- [Collected data]
******************************

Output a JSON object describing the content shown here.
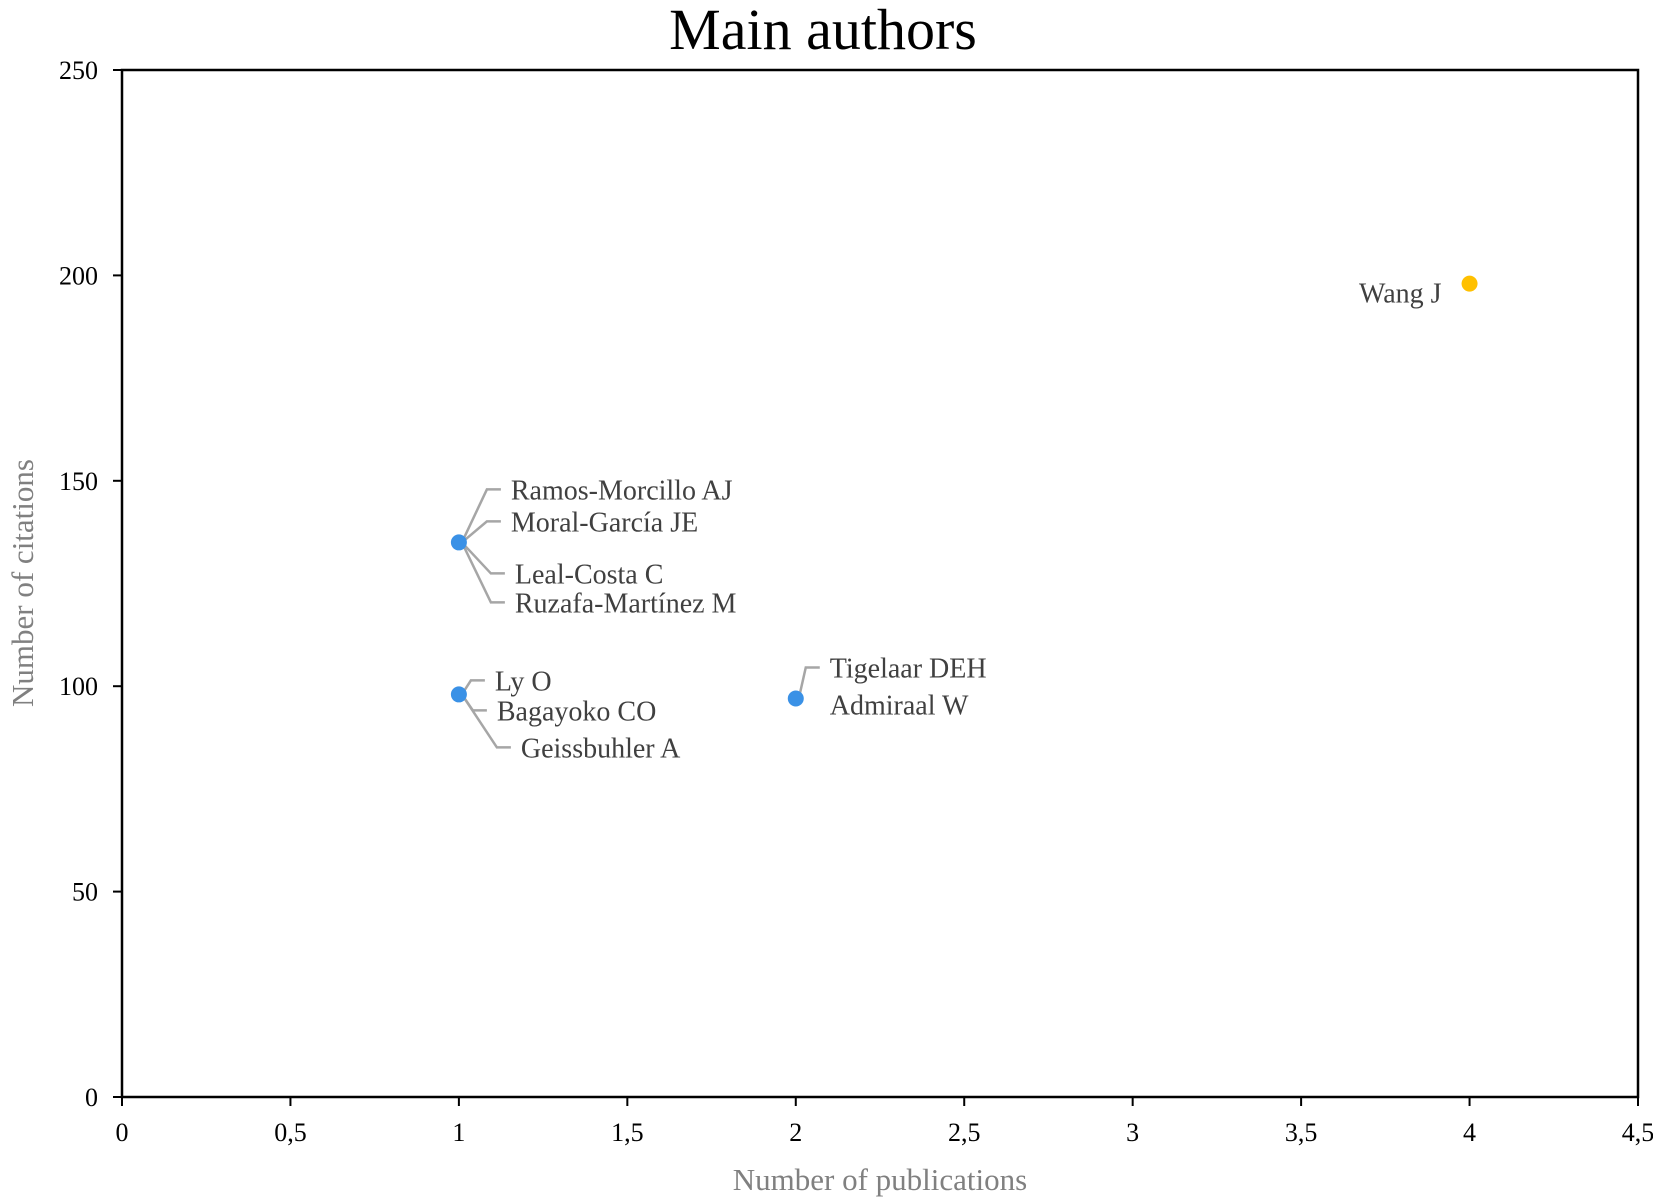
{
  "chart_data": {
    "type": "scatter",
    "title": "Main authors",
    "xlabel": "Number of publications",
    "ylabel": "Number of citations",
    "xlim": [
      0,
      4.5
    ],
    "ylim": [
      0,
      250
    ],
    "xticks": [
      "0",
      "0,5",
      "1",
      "1,5",
      "2",
      "2,5",
      "3",
      "3,5",
      "4",
      "4,5"
    ],
    "yticks": [
      "0",
      "50",
      "100",
      "150",
      "200",
      "250"
    ],
    "grid": false,
    "colors": {
      "primary": "#3a91e6",
      "highlight": "#ffc000"
    },
    "points": [
      {
        "x": 1,
        "y": 135,
        "color": "#3a91e6",
        "labels": [
          "Ramos-Morcillo AJ",
          "Moral-García JE",
          "Leal-Costa C",
          "Ruzafa-Martínez M"
        ]
      },
      {
        "x": 1,
        "y": 98,
        "color": "#3a91e6",
        "labels": [
          "Ly O",
          "Bagayoko CO",
          "Geissbuhler A"
        ]
      },
      {
        "x": 2,
        "y": 97,
        "color": "#3a91e6",
        "labels": [
          "Tigelaar DEH",
          "Admiraal W"
        ]
      },
      {
        "x": 4,
        "y": 198,
        "color": "#ffc000",
        "labels": [
          "Wang J"
        ]
      }
    ]
  }
}
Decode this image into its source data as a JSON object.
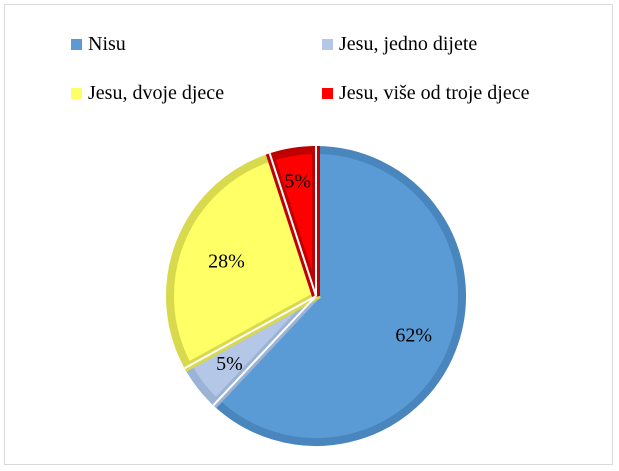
{
  "chart_data": {
    "type": "pie",
    "slices": [
      {
        "name": "Nisu",
        "value": 62,
        "label": "62%",
        "color": "#5B9BD5",
        "edge": "#4A86BE"
      },
      {
        "name": "Jesu, jedno dijete",
        "value": 5,
        "label": "5%",
        "color": "#B4C7E7",
        "edge": "#9BB3D6"
      },
      {
        "name": "Jesu, dvoje djece",
        "value": 28,
        "label": "28%",
        "color": "#FFFF66",
        "edge": "#D9D94E"
      },
      {
        "name": "Jesu, više od troje djece",
        "value": 5,
        "label": "5%",
        "color": "#FF0000",
        "edge": "#C00000"
      }
    ],
    "legend": [
      "Nisu",
      "Jesu, jedno dijete",
      "Jesu, dvoje djece",
      "Jesu, više od troje djece"
    ],
    "legend_position": "top"
  }
}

******************************

- [EXERCISE AIM] Leave out the pictures and restate everything else word for word.

- [SOLUTION]
Output a JSON object describing the content shown here.
{
  "chart_data": {
    "type": "scatter",
    "title": "Main authors",
    "xlabel": "Number of publications",
    "ylabel": "Number of citations",
    "xlim": [
      0,
      4.5
    ],
    "ylim": [
      0,
      250
    ],
    "xticks": [
      "0",
      "0,5",
      "1",
      "1,5",
      "2",
      "2,5",
      "3",
      "3,5",
      "4",
      "4,5"
    ],
    "yticks": [
      "0",
      "50",
      "100",
      "150",
      "200",
      "250"
    ],
    "grid": false,
    "colors": {
      "primary": "#3a91e6",
      "highlight": "#ffc000"
    },
    "points": [
      {
        "x": 1,
        "y": 135,
        "color": "#3a91e6",
        "labels": [
          "Ramos-Morcillo AJ",
          "Moral-García JE",
          "Leal-Costa C",
          "Ruzafa-Martínez M"
        ]
      },
      {
        "x": 1,
        "y": 98,
        "color": "#3a91e6",
        "labels": [
          "Ly O",
          "Bagayoko CO",
          "Geissbuhler A"
        ]
      },
      {
        "x": 2,
        "y": 97,
        "color": "#3a91e6",
        "labels": [
          "Tigelaar DEH",
          "Admiraal W"
        ]
      },
      {
        "x": 4,
        "y": 198,
        "color": "#ffc000",
        "labels": [
          "Wang J"
        ]
      }
    ]
  }
}
Decode this image into its source data as a JSON object.
{
  "chart_data": {
    "type": "pie",
    "slices": [
      {
        "name": "Nisu",
        "value": 62,
        "label": "62%",
        "color": "#5B9BD5",
        "edge": "#4A86BE"
      },
      {
        "name": "Jesu, jedno dijete",
        "value": 5,
        "label": "5%",
        "color": "#B4C7E7",
        "edge": "#9BB3D6"
      },
      {
        "name": "Jesu, dvoje djece",
        "value": 28,
        "label": "28%",
        "color": "#FFFF66",
        "edge": "#D9D94E"
      },
      {
        "name": "Jesu, više od troje djece",
        "value": 5,
        "label": "5%",
        "color": "#FF0000",
        "edge": "#C00000"
      }
    ],
    "legend": [
      "Nisu",
      "Jesu, jedno dijete",
      "Jesu, dvoje djece",
      "Jesu, više od troje djece"
    ],
    "legend_position": "top"
  }
}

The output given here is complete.